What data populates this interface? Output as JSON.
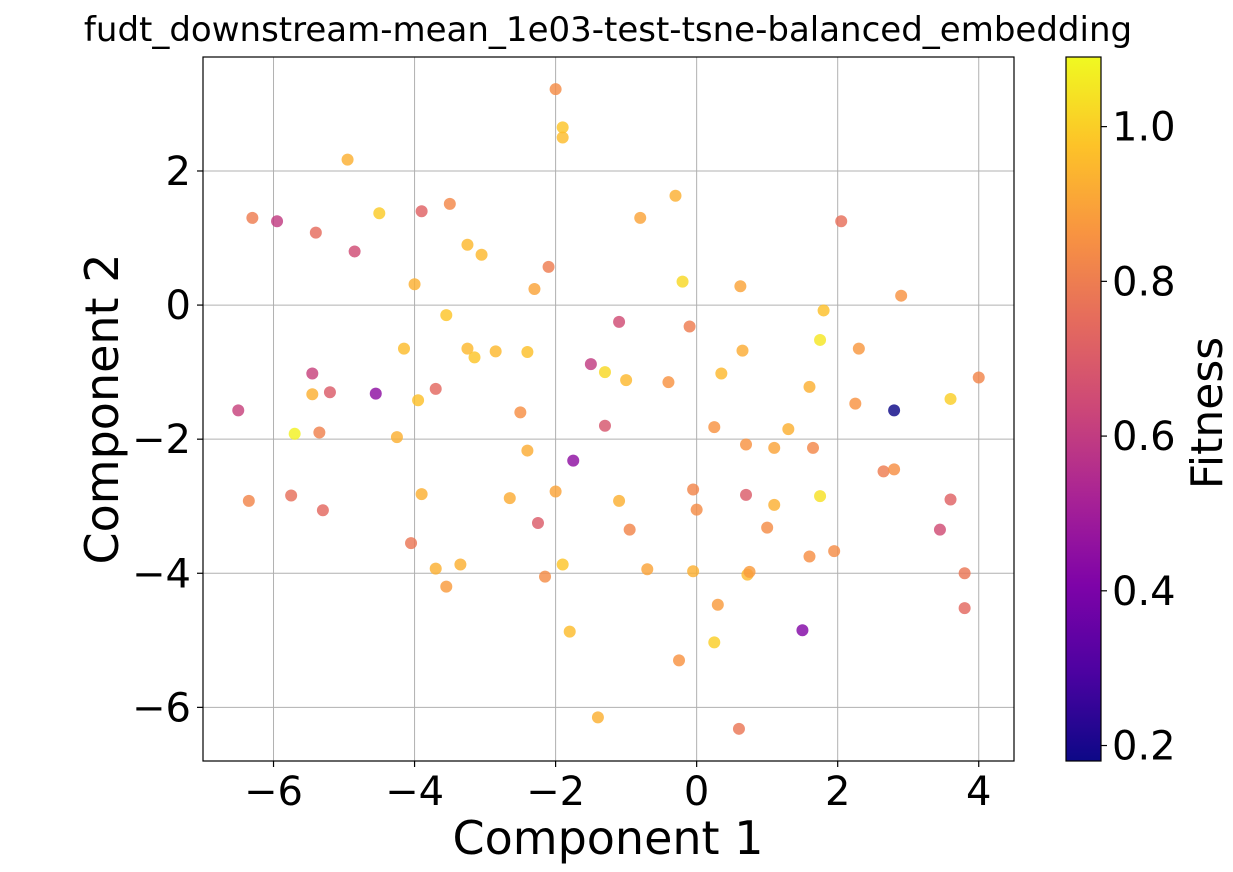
{
  "chart_data": {
    "type": "scatter",
    "title": "fudt_downstream-mean_1e03-test-tsne-balanced_embedding",
    "xlabel": "Component 1",
    "ylabel": "Component 2",
    "xlim": [
      -7.0,
      4.5
    ],
    "ylim": [
      -6.8,
      3.7
    ],
    "xticks": [
      -6,
      -4,
      -2,
      0,
      2,
      4
    ],
    "yticks": [
      -6,
      -4,
      -2,
      0,
      2
    ],
    "xtick_labels": [
      "−6",
      "−4",
      "−2",
      "0",
      "2",
      "4"
    ],
    "ytick_labels": [
      "−6",
      "−4",
      "−2",
      "0",
      "2"
    ],
    "grid": true,
    "colormap": "plasma",
    "colorbar": {
      "label": "Fitness",
      "min": 0.18,
      "max": 1.09,
      "ticks": [
        0.2,
        0.4,
        0.6,
        0.8,
        1.0
      ],
      "tick_labels": [
        "0.2",
        "0.4",
        "0.6",
        "0.8",
        "1.0"
      ]
    },
    "points": [
      {
        "x": -2.0,
        "y": 3.22,
        "c": 0.84
      },
      {
        "x": -1.9,
        "y": 2.65,
        "c": 0.98
      },
      {
        "x": -1.9,
        "y": 2.5,
        "c": 0.96
      },
      {
        "x": -4.95,
        "y": 2.17,
        "c": 0.93
      },
      {
        "x": -0.3,
        "y": 1.63,
        "c": 0.93
      },
      {
        "x": -6.3,
        "y": 1.3,
        "c": 0.8
      },
      {
        "x": -5.95,
        "y": 1.25,
        "c": 0.6
      },
      {
        "x": -5.4,
        "y": 1.08,
        "c": 0.75
      },
      {
        "x": -4.5,
        "y": 1.37,
        "c": 0.99
      },
      {
        "x": -3.9,
        "y": 1.4,
        "c": 0.72
      },
      {
        "x": -3.5,
        "y": 1.51,
        "c": 0.83
      },
      {
        "x": -0.8,
        "y": 1.3,
        "c": 0.9
      },
      {
        "x": 2.05,
        "y": 1.25,
        "c": 0.76
      },
      {
        "x": -4.85,
        "y": 0.8,
        "c": 0.65
      },
      {
        "x": -3.25,
        "y": 0.9,
        "c": 0.95
      },
      {
        "x": -3.05,
        "y": 0.75,
        "c": 0.95
      },
      {
        "x": -2.1,
        "y": 0.57,
        "c": 0.8
      },
      {
        "x": -2.3,
        "y": 0.24,
        "c": 0.9
      },
      {
        "x": -4.0,
        "y": 0.31,
        "c": 0.93
      },
      {
        "x": -0.2,
        "y": 0.35,
        "c": 1.02
      },
      {
        "x": 0.62,
        "y": 0.28,
        "c": 0.9
      },
      {
        "x": 2.9,
        "y": 0.14,
        "c": 0.86
      },
      {
        "x": 1.8,
        "y": -0.08,
        "c": 0.97
      },
      {
        "x": -3.55,
        "y": -0.15,
        "c": 0.98
      },
      {
        "x": -1.1,
        "y": -0.25,
        "c": 0.65
      },
      {
        "x": -0.1,
        "y": -0.32,
        "c": 0.8
      },
      {
        "x": -4.15,
        "y": -0.65,
        "c": 0.96
      },
      {
        "x": -3.25,
        "y": -0.65,
        "c": 0.95
      },
      {
        "x": -3.15,
        "y": -0.78,
        "c": 0.98
      },
      {
        "x": -2.85,
        "y": -0.69,
        "c": 0.95
      },
      {
        "x": -2.4,
        "y": -0.7,
        "c": 0.97
      },
      {
        "x": 0.65,
        "y": -0.68,
        "c": 0.92
      },
      {
        "x": 1.75,
        "y": -0.52,
        "c": 1.05
      },
      {
        "x": 2.3,
        "y": -0.65,
        "c": 0.87
      },
      {
        "x": -5.45,
        "y": -1.02,
        "c": 0.62
      },
      {
        "x": -1.5,
        "y": -0.88,
        "c": 0.6
      },
      {
        "x": -1.3,
        "y": -1.0,
        "c": 1.02
      },
      {
        "x": -1.0,
        "y": -1.12,
        "c": 0.95
      },
      {
        "x": -0.4,
        "y": -1.15,
        "c": 0.86
      },
      {
        "x": 0.35,
        "y": -1.02,
        "c": 0.95
      },
      {
        "x": 1.6,
        "y": -1.22,
        "c": 0.93
      },
      {
        "x": 4.0,
        "y": -1.08,
        "c": 0.82
      },
      {
        "x": -6.5,
        "y": -1.57,
        "c": 0.62
      },
      {
        "x": -5.45,
        "y": -1.33,
        "c": 0.93
      },
      {
        "x": -5.2,
        "y": -1.3,
        "c": 0.7
      },
      {
        "x": -4.55,
        "y": -1.32,
        "c": 0.45
      },
      {
        "x": -3.7,
        "y": -1.25,
        "c": 0.74
      },
      {
        "x": -3.95,
        "y": -1.42,
        "c": 0.97
      },
      {
        "x": -2.5,
        "y": -1.6,
        "c": 0.85
      },
      {
        "x": 2.25,
        "y": -1.47,
        "c": 0.86
      },
      {
        "x": 2.8,
        "y": -1.57,
        "c": 0.18
      },
      {
        "x": 3.6,
        "y": -1.4,
        "c": 1.0
      },
      {
        "x": -5.7,
        "y": -1.92,
        "c": 1.07
      },
      {
        "x": -5.35,
        "y": -1.9,
        "c": 0.81
      },
      {
        "x": -4.25,
        "y": -1.97,
        "c": 0.93
      },
      {
        "x": -1.3,
        "y": -1.8,
        "c": 0.68
      },
      {
        "x": 0.25,
        "y": -1.82,
        "c": 0.86
      },
      {
        "x": 1.3,
        "y": -1.85,
        "c": 0.93
      },
      {
        "x": -2.4,
        "y": -2.17,
        "c": 0.92
      },
      {
        "x": 0.7,
        "y": -2.08,
        "c": 0.86
      },
      {
        "x": 1.1,
        "y": -2.13,
        "c": 0.9
      },
      {
        "x": 1.65,
        "y": -2.13,
        "c": 0.83
      },
      {
        "x": -1.75,
        "y": -2.32,
        "c": 0.45
      },
      {
        "x": 2.65,
        "y": -2.48,
        "c": 0.8
      },
      {
        "x": 2.8,
        "y": -2.45,
        "c": 0.85
      },
      {
        "x": -6.35,
        "y": -2.92,
        "c": 0.82
      },
      {
        "x": -5.75,
        "y": -2.84,
        "c": 0.76
      },
      {
        "x": -5.3,
        "y": -3.06,
        "c": 0.74
      },
      {
        "x": -3.9,
        "y": -2.82,
        "c": 0.93
      },
      {
        "x": -2.65,
        "y": -2.88,
        "c": 0.92
      },
      {
        "x": -2.0,
        "y": -2.78,
        "c": 0.9
      },
      {
        "x": -1.1,
        "y": -2.92,
        "c": 0.93
      },
      {
        "x": -0.05,
        "y": -2.75,
        "c": 0.82
      },
      {
        "x": 0.0,
        "y": -3.05,
        "c": 0.84
      },
      {
        "x": 0.7,
        "y": -2.83,
        "c": 0.7
      },
      {
        "x": 1.1,
        "y": -2.98,
        "c": 0.93
      },
      {
        "x": 1.75,
        "y": -2.85,
        "c": 1.04
      },
      {
        "x": 3.6,
        "y": -2.9,
        "c": 0.72
      },
      {
        "x": -2.25,
        "y": -3.25,
        "c": 0.7
      },
      {
        "x": -0.95,
        "y": -3.35,
        "c": 0.82
      },
      {
        "x": 1.0,
        "y": -3.32,
        "c": 0.84
      },
      {
        "x": 3.45,
        "y": -3.35,
        "c": 0.65
      },
      {
        "x": -4.05,
        "y": -3.55,
        "c": 0.78
      },
      {
        "x": 1.6,
        "y": -3.75,
        "c": 0.85
      },
      {
        "x": 1.95,
        "y": -3.67,
        "c": 0.84
      },
      {
        "x": -3.7,
        "y": -3.93,
        "c": 0.93
      },
      {
        "x": -3.35,
        "y": -3.87,
        "c": 0.93
      },
      {
        "x": -1.9,
        "y": -3.87,
        "c": 0.98
      },
      {
        "x": -0.7,
        "y": -3.94,
        "c": 0.9
      },
      {
        "x": -0.05,
        "y": -3.97,
        "c": 0.93
      },
      {
        "x": 0.72,
        "y": -4.02,
        "c": 0.95
      },
      {
        "x": 0.75,
        "y": -3.98,
        "c": 0.88
      },
      {
        "x": -3.55,
        "y": -4.2,
        "c": 0.88
      },
      {
        "x": -2.15,
        "y": -4.05,
        "c": 0.84
      },
      {
        "x": 3.8,
        "y": -4.0,
        "c": 0.78
      },
      {
        "x": 0.3,
        "y": -4.47,
        "c": 0.88
      },
      {
        "x": 3.8,
        "y": -4.52,
        "c": 0.74
      },
      {
        "x": -1.8,
        "y": -4.87,
        "c": 0.96
      },
      {
        "x": 1.5,
        "y": -4.85,
        "c": 0.42
      },
      {
        "x": -0.25,
        "y": -5.3,
        "c": 0.86
      },
      {
        "x": 0.25,
        "y": -5.03,
        "c": 1.0
      },
      {
        "x": -1.4,
        "y": -6.15,
        "c": 0.93
      },
      {
        "x": 0.6,
        "y": -6.32,
        "c": 0.78
      }
    ]
  }
}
--------------------------------------------------
EXERCISE: Reproduce each line from the records that contains the word "Component".

CORRECT RESULT:
    "xlabel": "Component 1",
    "ylabel": "Component 2",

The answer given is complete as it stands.